_Exercise prompt_: Count the lines in the entries below that include the word "επιβεβαιωμένων". Give nothing but the number.
------------------------------
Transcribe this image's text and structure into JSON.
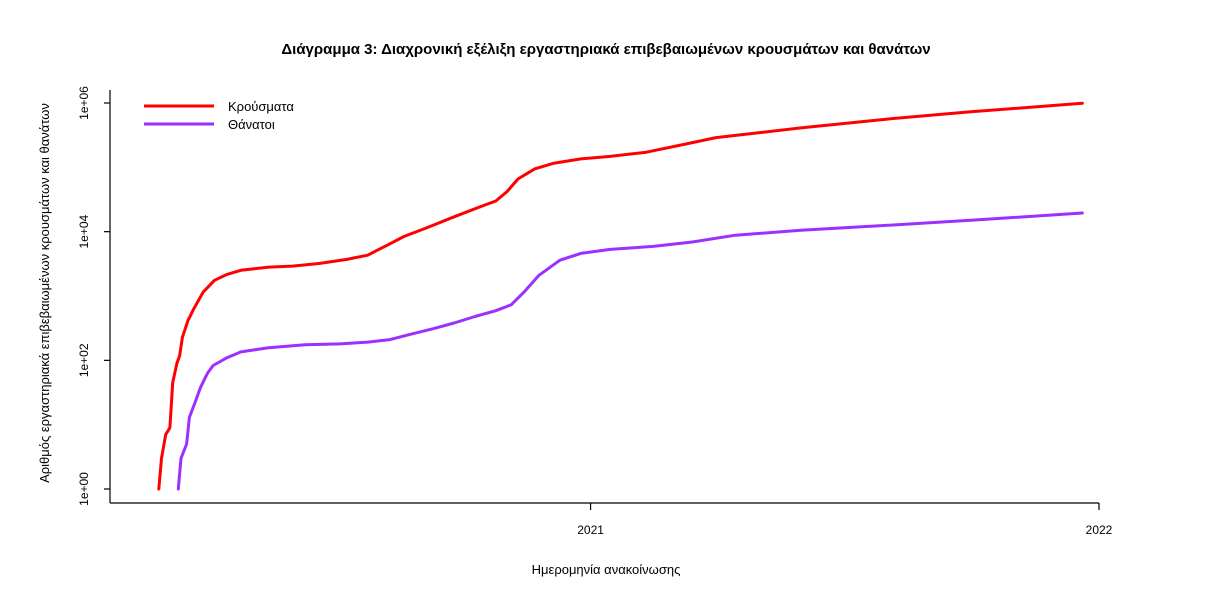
{
  "chart_data": {
    "type": "line",
    "title": "Διάγραμμα 3: Διαχρονική εξέλιξη εργαστηριακά επιβεβαιωμένων κρουσμάτων και θανάτων",
    "xlabel": "Ημερομηνία ανακοίνωσης",
    "ylabel": "Αριθμός εργαστηριακά επιβεβαιωμένων κρουσμάτων και θανάτων",
    "y_scale": "log10",
    "ylim": [
      1,
      1000000
    ],
    "y_ticks": [
      {
        "value": 1,
        "label": "1e+00"
      },
      {
        "value": 100,
        "label": "1e+02"
      },
      {
        "value": 10000,
        "label": "1e+04"
      },
      {
        "value": 1000000,
        "label": "1e+06"
      }
    ],
    "x_ticks": [
      {
        "value": "2021-01-01",
        "label": "2021"
      },
      {
        "value": "2022-01-01",
        "label": "2022"
      }
    ],
    "xlim": [
      "2020-01-22",
      "2022-01-01"
    ],
    "legend_position": "top-left",
    "grid": false,
    "series": [
      {
        "name": "Κρούσματα",
        "color": "#ff0000",
        "points": [
          [
            "2020-02-26",
            1
          ],
          [
            "2020-02-28",
            3
          ],
          [
            "2020-03-02",
            7
          ],
          [
            "2020-03-05",
            9
          ],
          [
            "2020-03-07",
            45
          ],
          [
            "2020-03-10",
            90
          ],
          [
            "2020-03-12",
            117
          ],
          [
            "2020-03-14",
            228
          ],
          [
            "2020-03-18",
            418
          ],
          [
            "2020-03-22",
            624
          ],
          [
            "2020-03-29",
            1156
          ],
          [
            "2020-04-06",
            1755
          ],
          [
            "2020-04-15",
            2170
          ],
          [
            "2020-04-25",
            2506
          ],
          [
            "2020-05-15",
            2810
          ],
          [
            "2020-06-01",
            2917
          ],
          [
            "2020-06-20",
            3203
          ],
          [
            "2020-07-10",
            3700
          ],
          [
            "2020-07-25",
            4300
          ],
          [
            "2020-08-07",
            6000
          ],
          [
            "2020-08-20",
            8400
          ],
          [
            "2020-09-05",
            11400
          ],
          [
            "2020-09-25",
            17000
          ],
          [
            "2020-10-15",
            25000
          ],
          [
            "2020-10-25",
            30000
          ],
          [
            "2020-11-02",
            42000
          ],
          [
            "2020-11-10",
            66000
          ],
          [
            "2020-11-22",
            95000
          ],
          [
            "2020-12-05",
            115000
          ],
          [
            "2020-12-25",
            135000
          ],
          [
            "2021-01-15",
            148000
          ],
          [
            "2021-02-10",
            172000
          ],
          [
            "2021-03-10",
            230000
          ],
          [
            "2021-04-01",
            290000
          ],
          [
            "2021-06-01",
            410000
          ],
          [
            "2021-08-01",
            560000
          ],
          [
            "2021-10-01",
            730000
          ],
          [
            "2021-12-20",
            990000
          ]
        ]
      },
      {
        "name": "Θάνατοι",
        "color": "#9b30ff",
        "points": [
          [
            "2020-03-11",
            1
          ],
          [
            "2020-03-13",
            3
          ],
          [
            "2020-03-17",
            5
          ],
          [
            "2020-03-19",
            13
          ],
          [
            "2020-03-23",
            22
          ],
          [
            "2020-03-27",
            38
          ],
          [
            "2020-04-01",
            63
          ],
          [
            "2020-04-05",
            83
          ],
          [
            "2020-04-15",
            110
          ],
          [
            "2020-04-25",
            135
          ],
          [
            "2020-05-15",
            157
          ],
          [
            "2020-06-10",
            175
          ],
          [
            "2020-07-05",
            180
          ],
          [
            "2020-07-25",
            192
          ],
          [
            "2020-08-10",
            210
          ],
          [
            "2020-08-25",
            255
          ],
          [
            "2020-09-10",
            310
          ],
          [
            "2020-09-25",
            380
          ],
          [
            "2020-10-10",
            480
          ],
          [
            "2020-10-25",
            590
          ],
          [
            "2020-11-05",
            730
          ],
          [
            "2020-11-15",
            1200
          ],
          [
            "2020-11-25",
            2100
          ],
          [
            "2020-12-10",
            3600
          ],
          [
            "2020-12-25",
            4600
          ],
          [
            "2021-01-15",
            5300
          ],
          [
            "2021-02-15",
            5900
          ],
          [
            "2021-03-15",
            6900
          ],
          [
            "2021-04-15",
            8800
          ],
          [
            "2021-06-01",
            10500
          ],
          [
            "2021-08-01",
            12500
          ],
          [
            "2021-10-01",
            15000
          ],
          [
            "2021-12-20",
            19500
          ]
        ]
      }
    ]
  }
}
------------------------------
_Result of this exercise_: 2